● PROBLEM
Copy out every line containing the word "Slice".

● DATA TO PROCESS
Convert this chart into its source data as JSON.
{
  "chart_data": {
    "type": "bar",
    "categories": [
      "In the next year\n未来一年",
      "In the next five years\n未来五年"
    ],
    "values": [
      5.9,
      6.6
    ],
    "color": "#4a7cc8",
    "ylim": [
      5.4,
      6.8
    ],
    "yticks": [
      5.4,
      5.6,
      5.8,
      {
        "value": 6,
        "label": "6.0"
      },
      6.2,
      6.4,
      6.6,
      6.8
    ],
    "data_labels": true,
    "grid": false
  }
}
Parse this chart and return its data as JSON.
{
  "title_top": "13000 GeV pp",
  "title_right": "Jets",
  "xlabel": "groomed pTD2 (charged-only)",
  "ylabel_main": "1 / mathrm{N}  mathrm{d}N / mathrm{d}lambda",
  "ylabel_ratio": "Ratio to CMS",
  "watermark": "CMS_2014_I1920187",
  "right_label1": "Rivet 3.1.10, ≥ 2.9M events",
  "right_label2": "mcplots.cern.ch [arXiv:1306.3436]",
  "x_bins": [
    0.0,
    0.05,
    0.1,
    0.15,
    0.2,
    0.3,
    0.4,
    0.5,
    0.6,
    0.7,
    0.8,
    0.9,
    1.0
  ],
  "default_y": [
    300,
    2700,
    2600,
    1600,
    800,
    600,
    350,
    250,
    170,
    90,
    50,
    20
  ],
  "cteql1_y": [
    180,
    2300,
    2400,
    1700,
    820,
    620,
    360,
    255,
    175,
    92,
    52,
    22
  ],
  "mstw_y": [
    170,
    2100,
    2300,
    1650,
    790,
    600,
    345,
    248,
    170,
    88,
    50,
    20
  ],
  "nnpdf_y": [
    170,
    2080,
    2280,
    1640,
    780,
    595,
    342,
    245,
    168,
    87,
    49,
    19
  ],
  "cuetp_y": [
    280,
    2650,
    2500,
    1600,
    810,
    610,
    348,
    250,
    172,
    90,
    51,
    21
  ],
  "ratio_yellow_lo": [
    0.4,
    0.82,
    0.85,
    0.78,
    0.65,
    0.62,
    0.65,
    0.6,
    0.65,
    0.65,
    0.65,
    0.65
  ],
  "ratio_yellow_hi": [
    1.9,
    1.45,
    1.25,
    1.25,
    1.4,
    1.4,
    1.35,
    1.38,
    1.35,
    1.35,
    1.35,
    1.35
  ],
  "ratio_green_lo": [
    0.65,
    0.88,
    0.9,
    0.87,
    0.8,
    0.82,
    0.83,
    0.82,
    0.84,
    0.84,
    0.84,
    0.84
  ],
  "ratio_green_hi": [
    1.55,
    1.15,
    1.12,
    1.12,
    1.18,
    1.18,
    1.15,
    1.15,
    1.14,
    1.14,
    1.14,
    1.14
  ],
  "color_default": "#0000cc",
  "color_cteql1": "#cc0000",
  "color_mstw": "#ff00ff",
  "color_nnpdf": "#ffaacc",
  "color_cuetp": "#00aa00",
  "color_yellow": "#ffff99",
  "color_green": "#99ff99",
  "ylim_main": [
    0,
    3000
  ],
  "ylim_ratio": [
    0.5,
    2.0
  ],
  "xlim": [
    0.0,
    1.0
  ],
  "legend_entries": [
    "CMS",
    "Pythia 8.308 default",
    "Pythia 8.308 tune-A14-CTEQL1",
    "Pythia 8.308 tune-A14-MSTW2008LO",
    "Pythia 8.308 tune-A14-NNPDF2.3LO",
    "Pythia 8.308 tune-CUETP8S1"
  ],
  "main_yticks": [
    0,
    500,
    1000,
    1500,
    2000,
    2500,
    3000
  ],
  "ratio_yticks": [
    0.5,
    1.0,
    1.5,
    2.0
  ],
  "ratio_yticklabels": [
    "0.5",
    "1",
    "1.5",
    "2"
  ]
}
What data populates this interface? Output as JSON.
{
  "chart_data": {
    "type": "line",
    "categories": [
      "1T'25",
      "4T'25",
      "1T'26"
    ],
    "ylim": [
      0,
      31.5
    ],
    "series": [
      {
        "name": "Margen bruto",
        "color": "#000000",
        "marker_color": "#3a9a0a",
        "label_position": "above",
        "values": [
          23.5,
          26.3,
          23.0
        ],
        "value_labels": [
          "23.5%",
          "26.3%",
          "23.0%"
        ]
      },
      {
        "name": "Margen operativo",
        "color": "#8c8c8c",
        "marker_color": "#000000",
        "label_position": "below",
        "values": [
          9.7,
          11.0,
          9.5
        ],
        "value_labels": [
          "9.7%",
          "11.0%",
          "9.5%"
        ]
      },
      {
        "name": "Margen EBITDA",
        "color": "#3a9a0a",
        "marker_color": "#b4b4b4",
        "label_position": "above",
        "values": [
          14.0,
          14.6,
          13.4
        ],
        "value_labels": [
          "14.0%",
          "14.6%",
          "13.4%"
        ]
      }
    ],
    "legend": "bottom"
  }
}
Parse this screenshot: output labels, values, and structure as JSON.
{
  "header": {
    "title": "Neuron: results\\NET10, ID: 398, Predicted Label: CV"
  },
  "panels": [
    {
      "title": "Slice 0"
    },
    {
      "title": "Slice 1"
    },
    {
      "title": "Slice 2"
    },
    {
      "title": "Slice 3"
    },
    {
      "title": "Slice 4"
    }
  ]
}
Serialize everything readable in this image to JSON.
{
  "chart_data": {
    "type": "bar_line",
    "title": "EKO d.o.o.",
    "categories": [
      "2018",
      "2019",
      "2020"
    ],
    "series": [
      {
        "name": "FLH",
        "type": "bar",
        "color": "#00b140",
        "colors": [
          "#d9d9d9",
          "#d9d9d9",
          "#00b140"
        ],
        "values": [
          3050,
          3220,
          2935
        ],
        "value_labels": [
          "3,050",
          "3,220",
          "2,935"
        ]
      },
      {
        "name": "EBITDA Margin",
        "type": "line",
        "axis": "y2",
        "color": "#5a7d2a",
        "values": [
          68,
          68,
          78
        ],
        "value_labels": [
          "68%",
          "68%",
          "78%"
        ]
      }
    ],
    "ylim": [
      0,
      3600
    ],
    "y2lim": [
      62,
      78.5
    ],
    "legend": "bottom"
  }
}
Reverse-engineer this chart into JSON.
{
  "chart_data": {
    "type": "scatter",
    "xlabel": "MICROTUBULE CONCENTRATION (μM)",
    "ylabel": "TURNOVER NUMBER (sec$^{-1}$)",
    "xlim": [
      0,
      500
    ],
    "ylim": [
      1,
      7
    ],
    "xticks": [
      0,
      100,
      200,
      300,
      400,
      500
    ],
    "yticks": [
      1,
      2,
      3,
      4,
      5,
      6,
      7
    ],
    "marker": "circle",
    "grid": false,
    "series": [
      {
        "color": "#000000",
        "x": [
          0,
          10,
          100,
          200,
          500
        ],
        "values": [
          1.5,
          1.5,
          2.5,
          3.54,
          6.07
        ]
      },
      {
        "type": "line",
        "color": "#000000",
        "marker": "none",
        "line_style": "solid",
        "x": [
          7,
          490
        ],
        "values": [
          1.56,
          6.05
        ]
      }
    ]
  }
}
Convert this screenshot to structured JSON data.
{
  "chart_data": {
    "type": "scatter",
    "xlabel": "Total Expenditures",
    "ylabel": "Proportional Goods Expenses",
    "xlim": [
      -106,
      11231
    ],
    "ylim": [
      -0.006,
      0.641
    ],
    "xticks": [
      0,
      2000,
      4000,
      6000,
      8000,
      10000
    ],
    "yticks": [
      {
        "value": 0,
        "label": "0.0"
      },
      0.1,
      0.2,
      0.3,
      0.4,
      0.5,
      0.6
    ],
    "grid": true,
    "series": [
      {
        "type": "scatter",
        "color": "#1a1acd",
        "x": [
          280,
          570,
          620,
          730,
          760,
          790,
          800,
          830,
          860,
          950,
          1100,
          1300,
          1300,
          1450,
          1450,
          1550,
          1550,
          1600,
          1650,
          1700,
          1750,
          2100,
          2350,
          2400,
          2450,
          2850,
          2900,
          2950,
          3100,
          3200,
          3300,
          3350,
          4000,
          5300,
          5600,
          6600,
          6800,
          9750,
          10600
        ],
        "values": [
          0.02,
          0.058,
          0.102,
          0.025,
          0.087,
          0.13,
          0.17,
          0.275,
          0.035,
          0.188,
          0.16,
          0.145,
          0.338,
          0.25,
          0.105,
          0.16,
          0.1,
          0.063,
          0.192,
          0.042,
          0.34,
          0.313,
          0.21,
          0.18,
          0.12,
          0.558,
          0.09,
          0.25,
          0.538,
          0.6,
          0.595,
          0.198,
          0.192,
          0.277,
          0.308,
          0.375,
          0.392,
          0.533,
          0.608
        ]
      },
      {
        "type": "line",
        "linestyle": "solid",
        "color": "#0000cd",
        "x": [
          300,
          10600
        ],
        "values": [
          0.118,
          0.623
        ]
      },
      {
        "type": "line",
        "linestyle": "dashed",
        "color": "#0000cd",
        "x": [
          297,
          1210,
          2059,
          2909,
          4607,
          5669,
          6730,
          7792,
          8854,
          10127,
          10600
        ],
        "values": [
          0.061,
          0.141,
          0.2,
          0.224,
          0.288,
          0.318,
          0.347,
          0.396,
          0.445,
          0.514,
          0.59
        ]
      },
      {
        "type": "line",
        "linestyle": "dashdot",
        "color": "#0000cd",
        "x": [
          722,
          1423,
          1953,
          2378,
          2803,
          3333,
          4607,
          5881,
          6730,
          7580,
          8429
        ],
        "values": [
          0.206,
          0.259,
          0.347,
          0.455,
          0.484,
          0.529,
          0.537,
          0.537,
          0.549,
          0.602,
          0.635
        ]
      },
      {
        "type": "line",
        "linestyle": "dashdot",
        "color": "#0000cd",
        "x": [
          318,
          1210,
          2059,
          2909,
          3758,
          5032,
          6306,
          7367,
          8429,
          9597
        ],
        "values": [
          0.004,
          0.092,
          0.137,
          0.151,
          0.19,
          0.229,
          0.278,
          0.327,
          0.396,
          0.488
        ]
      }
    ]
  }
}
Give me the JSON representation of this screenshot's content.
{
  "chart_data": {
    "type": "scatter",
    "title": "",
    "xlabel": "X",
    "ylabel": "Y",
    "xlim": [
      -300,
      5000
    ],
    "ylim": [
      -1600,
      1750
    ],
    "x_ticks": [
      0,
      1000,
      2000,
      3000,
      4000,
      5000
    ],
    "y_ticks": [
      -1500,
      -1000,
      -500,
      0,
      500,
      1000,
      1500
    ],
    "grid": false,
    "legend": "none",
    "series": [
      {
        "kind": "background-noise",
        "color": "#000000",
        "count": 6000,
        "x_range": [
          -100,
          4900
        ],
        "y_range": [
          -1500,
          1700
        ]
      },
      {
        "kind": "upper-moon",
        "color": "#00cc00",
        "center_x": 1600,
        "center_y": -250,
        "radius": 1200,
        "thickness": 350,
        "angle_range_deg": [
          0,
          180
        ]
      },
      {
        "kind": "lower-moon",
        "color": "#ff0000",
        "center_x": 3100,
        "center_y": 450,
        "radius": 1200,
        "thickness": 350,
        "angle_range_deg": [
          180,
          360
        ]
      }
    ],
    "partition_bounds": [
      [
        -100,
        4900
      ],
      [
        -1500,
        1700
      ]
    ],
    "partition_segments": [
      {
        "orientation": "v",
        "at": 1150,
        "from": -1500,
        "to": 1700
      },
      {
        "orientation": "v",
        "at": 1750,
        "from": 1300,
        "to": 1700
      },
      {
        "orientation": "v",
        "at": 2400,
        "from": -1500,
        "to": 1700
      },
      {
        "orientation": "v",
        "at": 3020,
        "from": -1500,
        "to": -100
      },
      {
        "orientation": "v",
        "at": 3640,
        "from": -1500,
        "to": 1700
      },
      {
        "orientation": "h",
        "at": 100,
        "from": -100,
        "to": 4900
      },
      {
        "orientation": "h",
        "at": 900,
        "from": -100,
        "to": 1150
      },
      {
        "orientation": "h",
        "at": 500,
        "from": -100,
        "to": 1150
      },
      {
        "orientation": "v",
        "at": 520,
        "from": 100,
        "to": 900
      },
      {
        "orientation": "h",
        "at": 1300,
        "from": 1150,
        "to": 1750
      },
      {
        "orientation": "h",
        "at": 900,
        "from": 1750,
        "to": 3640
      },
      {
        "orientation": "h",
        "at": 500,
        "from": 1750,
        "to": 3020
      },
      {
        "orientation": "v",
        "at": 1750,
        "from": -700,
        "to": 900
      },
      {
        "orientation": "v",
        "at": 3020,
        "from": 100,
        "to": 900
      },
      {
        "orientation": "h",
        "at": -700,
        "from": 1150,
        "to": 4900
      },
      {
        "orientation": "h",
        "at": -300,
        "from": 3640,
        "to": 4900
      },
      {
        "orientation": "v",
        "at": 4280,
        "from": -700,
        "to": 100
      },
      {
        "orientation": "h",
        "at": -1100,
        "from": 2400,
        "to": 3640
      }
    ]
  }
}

● SOLUTION
      "title": "Slice 0"
      "title": "Slice 1"
      "title": "Slice 2"
      "title": "Slice 3"
      "title": "Slice 4"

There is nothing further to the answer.